Input data
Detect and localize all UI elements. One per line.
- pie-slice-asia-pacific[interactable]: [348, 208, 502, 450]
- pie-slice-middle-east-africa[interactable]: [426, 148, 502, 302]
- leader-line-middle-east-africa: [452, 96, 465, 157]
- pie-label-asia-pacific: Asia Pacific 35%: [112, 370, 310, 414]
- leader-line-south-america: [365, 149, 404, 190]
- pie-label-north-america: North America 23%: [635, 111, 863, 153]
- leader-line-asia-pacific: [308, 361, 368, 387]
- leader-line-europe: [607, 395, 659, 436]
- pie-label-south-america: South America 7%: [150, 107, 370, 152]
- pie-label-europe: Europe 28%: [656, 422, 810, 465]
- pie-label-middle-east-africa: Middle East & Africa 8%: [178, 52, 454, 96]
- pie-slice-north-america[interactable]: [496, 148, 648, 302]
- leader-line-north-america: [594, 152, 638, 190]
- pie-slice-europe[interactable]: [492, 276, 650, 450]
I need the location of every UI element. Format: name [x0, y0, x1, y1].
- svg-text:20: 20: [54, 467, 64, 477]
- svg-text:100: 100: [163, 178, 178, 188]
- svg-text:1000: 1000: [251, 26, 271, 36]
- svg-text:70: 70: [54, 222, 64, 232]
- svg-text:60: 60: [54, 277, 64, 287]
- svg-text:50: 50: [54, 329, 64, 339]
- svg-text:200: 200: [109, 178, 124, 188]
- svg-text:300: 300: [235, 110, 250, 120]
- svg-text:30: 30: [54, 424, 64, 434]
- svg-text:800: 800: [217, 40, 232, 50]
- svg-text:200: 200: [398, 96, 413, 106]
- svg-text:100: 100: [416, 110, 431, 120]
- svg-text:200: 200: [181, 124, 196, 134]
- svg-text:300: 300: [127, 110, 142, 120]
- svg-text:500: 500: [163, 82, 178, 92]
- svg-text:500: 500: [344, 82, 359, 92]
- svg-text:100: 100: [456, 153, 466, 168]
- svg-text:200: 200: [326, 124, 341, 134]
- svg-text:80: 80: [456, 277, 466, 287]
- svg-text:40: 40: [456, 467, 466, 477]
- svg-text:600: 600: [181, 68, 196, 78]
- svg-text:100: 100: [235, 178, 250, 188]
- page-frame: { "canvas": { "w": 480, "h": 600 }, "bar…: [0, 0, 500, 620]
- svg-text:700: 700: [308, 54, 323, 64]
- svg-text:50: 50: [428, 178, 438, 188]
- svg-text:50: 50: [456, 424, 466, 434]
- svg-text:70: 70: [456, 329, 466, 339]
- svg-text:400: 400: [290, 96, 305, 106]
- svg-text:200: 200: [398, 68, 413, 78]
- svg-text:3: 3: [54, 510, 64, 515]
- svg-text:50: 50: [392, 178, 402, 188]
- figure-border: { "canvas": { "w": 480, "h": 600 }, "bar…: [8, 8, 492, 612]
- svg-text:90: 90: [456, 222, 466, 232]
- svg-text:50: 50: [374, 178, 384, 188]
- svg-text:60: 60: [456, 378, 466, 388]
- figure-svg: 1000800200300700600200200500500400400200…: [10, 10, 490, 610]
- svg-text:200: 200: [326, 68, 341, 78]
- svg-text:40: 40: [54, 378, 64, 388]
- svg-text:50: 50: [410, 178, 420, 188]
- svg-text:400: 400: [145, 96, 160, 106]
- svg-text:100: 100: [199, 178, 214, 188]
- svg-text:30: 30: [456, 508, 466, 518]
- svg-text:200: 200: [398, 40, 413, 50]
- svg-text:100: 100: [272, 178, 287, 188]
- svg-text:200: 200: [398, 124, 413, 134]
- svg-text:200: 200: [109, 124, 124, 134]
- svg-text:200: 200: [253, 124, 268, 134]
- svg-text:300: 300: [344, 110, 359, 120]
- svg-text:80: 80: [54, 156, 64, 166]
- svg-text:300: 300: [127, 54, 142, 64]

Goal
Return the records word for word, beginning with their first line and ending after the line that contains "- svg-text:50: 50: [54, 329, 64, 339]".

Task output
Detect and localize all UI elements. One per line.
- pie-slice-asia-pacific[interactable]: [348, 208, 502, 450]
- pie-slice-middle-east-africa[interactable]: [426, 148, 502, 302]
- leader-line-middle-east-africa: [452, 96, 465, 157]
- pie-label-asia-pacific: Asia Pacific 35%: [112, 370, 310, 414]
- leader-line-south-america: [365, 149, 404, 190]
- pie-label-north-america: North America 23%: [635, 111, 863, 153]
- leader-line-asia-pacific: [308, 361, 368, 387]
- leader-line-europe: [607, 395, 659, 436]
- pie-label-south-america: South America 7%: [150, 107, 370, 152]
- pie-label-europe: Europe 28%: [656, 422, 810, 465]
- pie-label-middle-east-africa: Middle East & Africa 8%: [178, 52, 454, 96]
- pie-slice-north-america[interactable]: [496, 148, 648, 302]
- leader-line-north-america: [594, 152, 638, 190]
- pie-slice-europe[interactable]: [492, 276, 650, 450]
I need the location of every UI element. Format: name [x0, y0, x1, y1].
- svg-text:20: 20: [54, 467, 64, 477]
- svg-text:100: 100: [163, 178, 178, 188]
- svg-text:1000: 1000: [251, 26, 271, 36]
- svg-text:70: 70: [54, 222, 64, 232]
- svg-text:60: 60: [54, 277, 64, 287]
- svg-text:50: 50: [54, 329, 64, 339]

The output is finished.